**What is needed**
Search the listing below for the string "Right" and copy every line where it occurs.
* START *
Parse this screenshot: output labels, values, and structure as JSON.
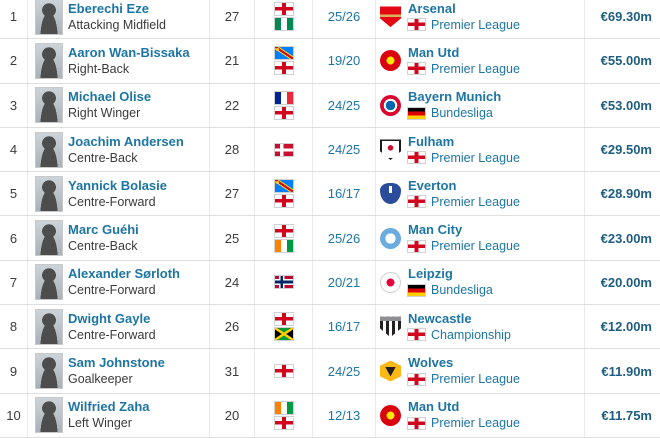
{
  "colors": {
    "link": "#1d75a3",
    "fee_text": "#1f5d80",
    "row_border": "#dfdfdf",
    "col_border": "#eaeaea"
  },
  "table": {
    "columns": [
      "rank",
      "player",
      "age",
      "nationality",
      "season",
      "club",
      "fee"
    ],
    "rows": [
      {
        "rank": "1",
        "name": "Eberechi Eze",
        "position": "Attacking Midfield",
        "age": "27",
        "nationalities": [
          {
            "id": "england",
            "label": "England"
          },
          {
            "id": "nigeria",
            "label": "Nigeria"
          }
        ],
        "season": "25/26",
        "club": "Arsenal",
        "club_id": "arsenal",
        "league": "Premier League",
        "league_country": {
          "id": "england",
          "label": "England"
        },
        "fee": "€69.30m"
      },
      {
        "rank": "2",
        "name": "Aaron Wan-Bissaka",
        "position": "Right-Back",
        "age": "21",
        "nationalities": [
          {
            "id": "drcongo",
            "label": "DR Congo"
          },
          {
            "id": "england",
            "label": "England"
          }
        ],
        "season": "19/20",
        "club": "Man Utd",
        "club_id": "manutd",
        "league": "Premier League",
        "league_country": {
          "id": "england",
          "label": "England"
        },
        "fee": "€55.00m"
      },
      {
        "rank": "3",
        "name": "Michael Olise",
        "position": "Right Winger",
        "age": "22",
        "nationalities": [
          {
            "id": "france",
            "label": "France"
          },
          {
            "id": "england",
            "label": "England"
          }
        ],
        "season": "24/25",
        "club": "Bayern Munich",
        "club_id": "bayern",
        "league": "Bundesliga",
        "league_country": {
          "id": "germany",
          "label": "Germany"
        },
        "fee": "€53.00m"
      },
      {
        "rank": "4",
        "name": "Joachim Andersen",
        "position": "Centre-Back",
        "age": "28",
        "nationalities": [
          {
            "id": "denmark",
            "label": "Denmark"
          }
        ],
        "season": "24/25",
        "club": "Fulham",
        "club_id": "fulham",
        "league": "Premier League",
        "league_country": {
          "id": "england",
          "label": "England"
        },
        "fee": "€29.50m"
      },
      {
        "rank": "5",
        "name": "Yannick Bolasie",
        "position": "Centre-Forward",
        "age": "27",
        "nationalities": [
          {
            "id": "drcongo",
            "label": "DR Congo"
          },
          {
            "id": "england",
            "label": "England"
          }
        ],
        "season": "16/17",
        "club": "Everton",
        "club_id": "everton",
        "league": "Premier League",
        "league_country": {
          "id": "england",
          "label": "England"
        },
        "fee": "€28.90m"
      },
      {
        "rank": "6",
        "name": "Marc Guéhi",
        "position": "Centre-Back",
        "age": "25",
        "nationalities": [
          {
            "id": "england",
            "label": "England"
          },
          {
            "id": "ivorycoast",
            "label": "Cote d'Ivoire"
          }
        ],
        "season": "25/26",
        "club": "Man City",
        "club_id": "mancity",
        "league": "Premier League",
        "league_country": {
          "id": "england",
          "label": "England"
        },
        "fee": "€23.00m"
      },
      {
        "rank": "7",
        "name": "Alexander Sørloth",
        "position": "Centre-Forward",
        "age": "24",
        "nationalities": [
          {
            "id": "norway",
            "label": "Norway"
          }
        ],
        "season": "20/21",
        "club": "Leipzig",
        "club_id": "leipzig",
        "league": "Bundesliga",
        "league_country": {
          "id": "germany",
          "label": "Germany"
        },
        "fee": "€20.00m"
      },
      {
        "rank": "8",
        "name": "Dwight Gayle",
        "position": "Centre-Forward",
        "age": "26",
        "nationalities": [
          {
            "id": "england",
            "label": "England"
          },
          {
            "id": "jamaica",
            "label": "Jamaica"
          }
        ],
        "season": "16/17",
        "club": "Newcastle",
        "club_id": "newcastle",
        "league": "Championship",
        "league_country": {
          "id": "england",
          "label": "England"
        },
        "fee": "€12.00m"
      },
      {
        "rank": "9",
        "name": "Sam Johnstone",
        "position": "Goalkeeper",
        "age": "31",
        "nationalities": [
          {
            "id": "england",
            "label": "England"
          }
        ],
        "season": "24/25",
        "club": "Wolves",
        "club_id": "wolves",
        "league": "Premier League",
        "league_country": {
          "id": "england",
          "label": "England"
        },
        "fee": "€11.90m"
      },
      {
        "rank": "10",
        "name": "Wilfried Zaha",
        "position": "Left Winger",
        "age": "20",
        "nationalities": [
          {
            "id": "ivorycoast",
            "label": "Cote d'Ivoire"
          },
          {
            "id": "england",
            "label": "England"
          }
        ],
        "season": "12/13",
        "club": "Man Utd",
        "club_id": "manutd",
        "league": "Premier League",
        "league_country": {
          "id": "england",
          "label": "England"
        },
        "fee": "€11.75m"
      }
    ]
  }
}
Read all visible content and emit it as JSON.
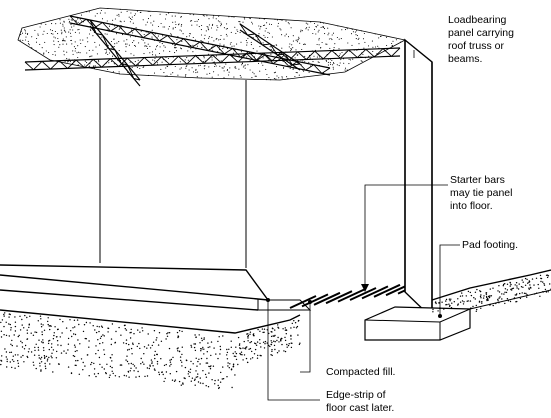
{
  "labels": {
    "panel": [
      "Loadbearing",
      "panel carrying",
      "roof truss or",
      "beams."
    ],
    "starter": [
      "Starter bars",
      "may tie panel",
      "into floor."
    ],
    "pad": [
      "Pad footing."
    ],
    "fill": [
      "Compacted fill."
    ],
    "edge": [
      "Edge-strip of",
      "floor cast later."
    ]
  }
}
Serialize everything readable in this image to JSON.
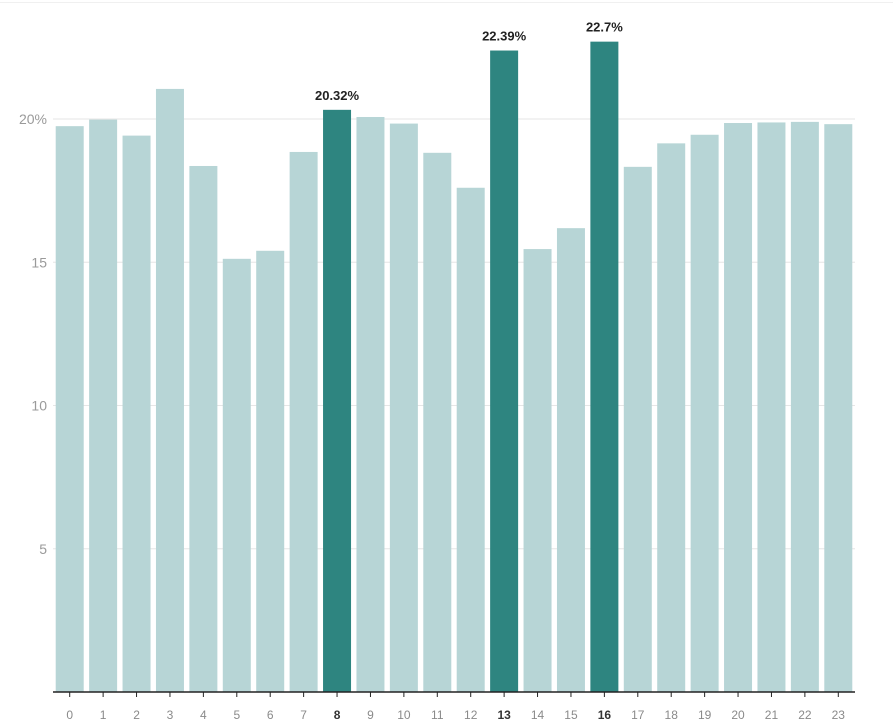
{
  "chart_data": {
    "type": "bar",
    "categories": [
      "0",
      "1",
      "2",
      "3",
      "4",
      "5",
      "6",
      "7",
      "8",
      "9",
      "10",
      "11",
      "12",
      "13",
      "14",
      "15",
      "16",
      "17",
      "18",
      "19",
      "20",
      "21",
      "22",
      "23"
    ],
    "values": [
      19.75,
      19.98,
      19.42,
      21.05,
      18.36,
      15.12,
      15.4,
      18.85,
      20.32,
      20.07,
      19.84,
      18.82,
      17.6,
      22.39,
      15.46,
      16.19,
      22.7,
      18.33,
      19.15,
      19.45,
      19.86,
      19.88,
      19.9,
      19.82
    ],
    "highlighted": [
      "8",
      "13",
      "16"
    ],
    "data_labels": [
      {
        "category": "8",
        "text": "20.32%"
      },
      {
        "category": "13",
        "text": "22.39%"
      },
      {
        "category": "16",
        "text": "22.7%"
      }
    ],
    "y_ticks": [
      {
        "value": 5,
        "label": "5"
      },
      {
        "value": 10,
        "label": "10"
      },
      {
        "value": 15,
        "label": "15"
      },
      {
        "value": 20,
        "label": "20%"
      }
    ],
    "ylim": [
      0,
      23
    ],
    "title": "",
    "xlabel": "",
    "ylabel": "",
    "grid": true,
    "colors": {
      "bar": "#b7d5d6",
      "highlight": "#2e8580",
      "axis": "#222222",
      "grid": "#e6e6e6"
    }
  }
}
* END *
* START *
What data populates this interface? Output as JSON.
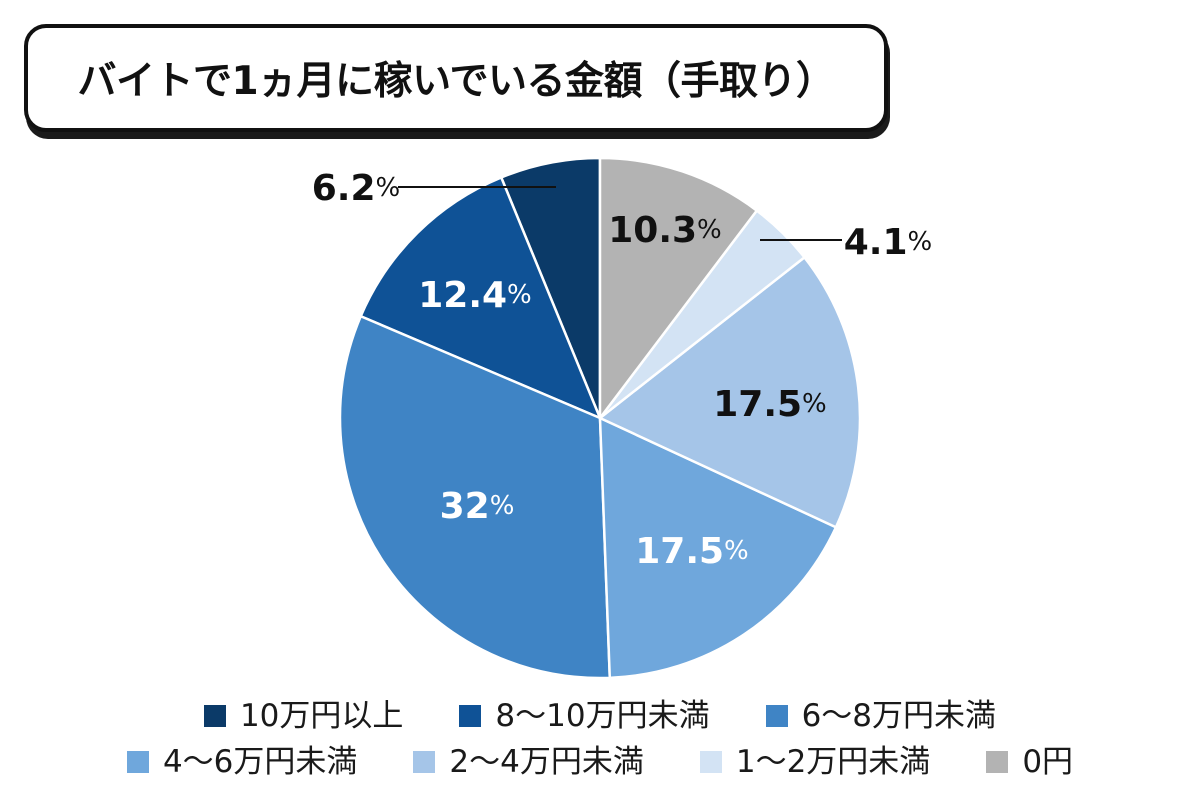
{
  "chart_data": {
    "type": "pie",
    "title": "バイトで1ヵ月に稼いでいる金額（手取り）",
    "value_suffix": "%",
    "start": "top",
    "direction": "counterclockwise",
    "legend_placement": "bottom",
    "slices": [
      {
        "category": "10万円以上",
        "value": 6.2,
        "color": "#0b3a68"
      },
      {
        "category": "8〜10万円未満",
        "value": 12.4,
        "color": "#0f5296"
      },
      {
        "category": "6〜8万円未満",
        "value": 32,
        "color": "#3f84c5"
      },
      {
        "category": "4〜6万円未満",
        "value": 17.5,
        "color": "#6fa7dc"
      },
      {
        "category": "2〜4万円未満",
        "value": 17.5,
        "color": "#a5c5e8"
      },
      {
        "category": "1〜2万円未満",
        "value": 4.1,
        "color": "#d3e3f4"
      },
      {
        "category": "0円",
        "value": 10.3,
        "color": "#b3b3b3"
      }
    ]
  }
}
* END *
**Exercise result**
        "position": "Right-Back",
        "position": "Right Winger",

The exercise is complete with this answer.